(Lines of data)

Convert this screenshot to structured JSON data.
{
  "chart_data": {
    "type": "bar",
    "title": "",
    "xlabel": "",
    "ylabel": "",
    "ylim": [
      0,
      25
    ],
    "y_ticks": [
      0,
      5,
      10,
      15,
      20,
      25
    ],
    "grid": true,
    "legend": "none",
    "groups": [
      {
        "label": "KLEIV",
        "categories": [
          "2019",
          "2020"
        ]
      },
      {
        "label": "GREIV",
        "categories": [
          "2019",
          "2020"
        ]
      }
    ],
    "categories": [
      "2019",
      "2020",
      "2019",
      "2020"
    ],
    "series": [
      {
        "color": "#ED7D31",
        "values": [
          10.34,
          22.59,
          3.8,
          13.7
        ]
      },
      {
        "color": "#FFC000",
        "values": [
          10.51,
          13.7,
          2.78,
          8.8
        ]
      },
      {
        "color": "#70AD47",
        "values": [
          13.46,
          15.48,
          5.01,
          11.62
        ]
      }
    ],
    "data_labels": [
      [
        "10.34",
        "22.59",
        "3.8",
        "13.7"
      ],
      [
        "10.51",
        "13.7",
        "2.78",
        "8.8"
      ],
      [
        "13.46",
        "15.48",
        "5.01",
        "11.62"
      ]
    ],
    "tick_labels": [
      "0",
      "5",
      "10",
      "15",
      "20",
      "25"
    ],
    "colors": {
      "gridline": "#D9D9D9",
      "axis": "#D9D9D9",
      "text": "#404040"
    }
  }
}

--

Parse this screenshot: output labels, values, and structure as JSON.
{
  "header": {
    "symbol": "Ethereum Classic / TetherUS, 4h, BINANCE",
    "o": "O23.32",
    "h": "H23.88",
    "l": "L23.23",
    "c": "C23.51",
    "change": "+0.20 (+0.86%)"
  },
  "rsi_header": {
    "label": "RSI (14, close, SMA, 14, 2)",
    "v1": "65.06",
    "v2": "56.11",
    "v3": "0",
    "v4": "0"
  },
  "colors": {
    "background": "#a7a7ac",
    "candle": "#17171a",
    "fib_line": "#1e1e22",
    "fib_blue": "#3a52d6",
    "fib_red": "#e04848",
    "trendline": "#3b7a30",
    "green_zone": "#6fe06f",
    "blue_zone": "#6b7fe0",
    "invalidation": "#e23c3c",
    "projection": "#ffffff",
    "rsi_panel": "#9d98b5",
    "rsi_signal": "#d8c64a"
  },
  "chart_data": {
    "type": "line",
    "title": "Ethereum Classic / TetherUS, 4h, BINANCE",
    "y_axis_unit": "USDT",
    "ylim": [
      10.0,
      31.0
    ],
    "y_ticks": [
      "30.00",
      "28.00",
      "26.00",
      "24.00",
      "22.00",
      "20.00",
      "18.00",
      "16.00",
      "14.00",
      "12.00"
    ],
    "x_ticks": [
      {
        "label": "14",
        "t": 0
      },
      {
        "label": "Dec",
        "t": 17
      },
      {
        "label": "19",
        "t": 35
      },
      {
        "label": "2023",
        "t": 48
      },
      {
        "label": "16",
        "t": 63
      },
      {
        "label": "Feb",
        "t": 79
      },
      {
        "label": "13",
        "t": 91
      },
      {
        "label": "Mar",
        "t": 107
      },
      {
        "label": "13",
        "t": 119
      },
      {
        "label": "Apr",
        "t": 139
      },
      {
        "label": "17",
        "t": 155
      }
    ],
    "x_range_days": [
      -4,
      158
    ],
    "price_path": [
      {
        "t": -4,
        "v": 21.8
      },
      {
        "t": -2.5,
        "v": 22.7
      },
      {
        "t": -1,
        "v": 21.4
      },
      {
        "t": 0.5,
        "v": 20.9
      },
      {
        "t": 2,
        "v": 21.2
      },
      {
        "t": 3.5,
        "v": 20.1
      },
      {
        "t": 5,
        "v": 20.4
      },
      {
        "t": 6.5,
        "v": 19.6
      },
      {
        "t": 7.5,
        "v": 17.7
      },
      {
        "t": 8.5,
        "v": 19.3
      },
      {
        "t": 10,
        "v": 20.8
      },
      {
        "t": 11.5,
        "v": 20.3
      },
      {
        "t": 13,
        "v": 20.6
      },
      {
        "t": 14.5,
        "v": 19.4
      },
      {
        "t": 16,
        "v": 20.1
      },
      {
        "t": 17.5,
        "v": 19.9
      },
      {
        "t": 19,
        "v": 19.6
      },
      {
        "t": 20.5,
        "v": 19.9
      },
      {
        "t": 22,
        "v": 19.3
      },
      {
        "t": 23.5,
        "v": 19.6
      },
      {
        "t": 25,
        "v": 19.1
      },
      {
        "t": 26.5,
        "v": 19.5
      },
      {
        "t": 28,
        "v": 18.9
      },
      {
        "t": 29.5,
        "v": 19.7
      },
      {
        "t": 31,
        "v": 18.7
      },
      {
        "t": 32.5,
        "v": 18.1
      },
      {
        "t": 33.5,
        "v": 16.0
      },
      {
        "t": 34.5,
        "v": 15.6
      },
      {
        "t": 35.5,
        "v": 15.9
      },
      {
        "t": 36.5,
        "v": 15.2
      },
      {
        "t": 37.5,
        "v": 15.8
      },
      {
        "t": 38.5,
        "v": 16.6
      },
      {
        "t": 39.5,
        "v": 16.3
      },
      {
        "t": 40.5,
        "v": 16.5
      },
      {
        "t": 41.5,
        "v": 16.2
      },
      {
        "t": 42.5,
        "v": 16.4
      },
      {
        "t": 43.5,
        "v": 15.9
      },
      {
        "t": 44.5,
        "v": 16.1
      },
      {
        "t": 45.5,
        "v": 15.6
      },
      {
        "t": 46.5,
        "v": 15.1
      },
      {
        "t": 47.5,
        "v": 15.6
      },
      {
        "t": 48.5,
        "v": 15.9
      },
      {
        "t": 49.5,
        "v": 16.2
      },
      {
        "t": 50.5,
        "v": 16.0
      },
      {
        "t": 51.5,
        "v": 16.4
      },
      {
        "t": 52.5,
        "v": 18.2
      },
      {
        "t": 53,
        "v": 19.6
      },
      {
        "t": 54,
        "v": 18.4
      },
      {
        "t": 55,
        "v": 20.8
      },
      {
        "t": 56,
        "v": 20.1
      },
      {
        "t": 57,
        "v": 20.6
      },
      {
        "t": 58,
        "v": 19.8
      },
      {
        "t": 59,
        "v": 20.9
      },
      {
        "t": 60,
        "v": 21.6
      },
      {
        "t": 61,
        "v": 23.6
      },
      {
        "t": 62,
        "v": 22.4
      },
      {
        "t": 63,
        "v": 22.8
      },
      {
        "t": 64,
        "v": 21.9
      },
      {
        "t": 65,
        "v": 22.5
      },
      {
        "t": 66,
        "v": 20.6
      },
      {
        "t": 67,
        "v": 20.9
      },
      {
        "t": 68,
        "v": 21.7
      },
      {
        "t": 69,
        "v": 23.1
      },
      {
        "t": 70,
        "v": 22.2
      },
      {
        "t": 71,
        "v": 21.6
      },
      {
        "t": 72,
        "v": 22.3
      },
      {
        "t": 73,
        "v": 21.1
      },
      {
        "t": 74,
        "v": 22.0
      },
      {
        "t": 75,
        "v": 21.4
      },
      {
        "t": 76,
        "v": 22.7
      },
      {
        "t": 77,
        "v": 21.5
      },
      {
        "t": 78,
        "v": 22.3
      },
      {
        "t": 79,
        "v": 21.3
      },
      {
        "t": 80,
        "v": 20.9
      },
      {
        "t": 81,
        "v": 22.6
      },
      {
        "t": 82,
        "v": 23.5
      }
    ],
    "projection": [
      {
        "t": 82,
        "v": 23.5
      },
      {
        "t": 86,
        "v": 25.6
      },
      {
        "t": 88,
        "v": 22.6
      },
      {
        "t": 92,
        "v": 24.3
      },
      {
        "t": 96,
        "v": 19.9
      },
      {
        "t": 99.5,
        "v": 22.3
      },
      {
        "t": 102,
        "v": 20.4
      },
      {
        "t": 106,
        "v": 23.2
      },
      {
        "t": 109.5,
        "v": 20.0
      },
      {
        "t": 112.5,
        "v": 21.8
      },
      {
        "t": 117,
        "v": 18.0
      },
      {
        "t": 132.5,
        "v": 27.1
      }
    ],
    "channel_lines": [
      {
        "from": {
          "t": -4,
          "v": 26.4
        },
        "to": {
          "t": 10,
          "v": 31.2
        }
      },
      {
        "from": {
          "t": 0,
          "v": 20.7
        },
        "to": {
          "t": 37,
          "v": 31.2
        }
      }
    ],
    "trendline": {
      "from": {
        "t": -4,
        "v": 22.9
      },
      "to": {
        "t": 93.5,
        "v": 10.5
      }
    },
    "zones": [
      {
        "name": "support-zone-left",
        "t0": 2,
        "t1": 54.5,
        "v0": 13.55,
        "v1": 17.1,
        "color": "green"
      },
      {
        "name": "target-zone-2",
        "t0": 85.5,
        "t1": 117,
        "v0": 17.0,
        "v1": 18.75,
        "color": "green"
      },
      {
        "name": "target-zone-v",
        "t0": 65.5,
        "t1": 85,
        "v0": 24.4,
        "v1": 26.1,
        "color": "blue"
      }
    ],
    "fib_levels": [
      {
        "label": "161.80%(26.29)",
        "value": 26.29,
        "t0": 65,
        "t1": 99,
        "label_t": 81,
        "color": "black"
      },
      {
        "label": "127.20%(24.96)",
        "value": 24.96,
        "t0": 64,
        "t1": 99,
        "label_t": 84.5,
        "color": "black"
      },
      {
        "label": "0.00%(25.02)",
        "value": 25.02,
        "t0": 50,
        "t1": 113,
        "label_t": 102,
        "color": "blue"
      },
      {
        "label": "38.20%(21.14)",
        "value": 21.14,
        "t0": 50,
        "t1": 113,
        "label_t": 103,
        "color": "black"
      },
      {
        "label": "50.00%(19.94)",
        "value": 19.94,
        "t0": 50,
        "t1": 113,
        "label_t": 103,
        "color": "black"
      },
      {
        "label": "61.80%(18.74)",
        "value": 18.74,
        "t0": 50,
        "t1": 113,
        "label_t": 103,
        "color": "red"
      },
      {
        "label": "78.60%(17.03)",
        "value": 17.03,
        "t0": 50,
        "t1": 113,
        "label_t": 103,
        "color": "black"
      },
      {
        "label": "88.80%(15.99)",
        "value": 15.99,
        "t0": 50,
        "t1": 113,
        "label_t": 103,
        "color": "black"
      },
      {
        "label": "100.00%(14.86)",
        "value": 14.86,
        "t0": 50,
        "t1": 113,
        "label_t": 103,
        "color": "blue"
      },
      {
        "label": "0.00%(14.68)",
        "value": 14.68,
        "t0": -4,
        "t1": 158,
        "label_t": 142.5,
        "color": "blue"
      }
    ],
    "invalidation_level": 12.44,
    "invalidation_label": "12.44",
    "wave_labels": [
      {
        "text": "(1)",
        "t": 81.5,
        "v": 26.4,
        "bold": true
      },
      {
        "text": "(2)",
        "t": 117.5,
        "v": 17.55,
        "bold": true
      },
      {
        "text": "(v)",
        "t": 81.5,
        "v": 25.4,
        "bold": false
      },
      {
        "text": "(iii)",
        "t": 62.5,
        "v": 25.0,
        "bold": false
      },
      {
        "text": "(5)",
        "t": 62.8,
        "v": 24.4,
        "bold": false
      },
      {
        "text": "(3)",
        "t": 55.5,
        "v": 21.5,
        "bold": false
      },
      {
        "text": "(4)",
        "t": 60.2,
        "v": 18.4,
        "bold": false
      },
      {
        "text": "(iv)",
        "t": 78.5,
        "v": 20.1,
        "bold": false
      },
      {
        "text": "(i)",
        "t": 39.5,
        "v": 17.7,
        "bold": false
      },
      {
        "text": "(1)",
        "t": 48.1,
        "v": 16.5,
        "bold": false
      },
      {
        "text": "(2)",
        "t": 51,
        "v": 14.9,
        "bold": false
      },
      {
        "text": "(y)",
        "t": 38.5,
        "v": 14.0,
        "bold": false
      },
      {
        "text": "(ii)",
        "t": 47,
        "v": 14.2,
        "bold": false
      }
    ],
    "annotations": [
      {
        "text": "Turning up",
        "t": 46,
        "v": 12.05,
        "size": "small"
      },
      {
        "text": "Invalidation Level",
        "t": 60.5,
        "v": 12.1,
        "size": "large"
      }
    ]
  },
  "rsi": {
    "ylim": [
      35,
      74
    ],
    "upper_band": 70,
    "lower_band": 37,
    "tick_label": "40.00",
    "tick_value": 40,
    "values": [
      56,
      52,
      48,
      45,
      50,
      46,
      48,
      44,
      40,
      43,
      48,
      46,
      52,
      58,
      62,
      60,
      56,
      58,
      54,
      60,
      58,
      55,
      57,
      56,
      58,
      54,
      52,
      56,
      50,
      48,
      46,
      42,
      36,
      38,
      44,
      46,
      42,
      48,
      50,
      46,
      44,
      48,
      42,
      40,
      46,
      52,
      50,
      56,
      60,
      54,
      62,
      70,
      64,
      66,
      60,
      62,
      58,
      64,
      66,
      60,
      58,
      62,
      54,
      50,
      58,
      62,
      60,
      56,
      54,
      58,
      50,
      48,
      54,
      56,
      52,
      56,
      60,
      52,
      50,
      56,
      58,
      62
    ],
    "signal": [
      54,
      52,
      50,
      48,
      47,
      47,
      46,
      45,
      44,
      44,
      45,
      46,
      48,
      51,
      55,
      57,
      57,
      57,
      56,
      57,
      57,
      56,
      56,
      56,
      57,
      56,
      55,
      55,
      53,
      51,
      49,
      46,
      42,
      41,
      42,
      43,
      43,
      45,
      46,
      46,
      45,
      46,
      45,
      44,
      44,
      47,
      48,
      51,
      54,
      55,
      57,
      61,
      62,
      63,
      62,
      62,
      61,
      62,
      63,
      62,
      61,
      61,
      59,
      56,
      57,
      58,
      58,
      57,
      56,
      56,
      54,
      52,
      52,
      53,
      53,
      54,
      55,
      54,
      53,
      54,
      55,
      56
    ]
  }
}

Directions for this task: Extract every line of the records above that contains the word "Classic".

Written reply:
    "symbol": "Ethereum Classic / TetherUS, 4h, BINANCE",
    "title": "Ethereum Classic / TetherUS, 4h, BINANCE",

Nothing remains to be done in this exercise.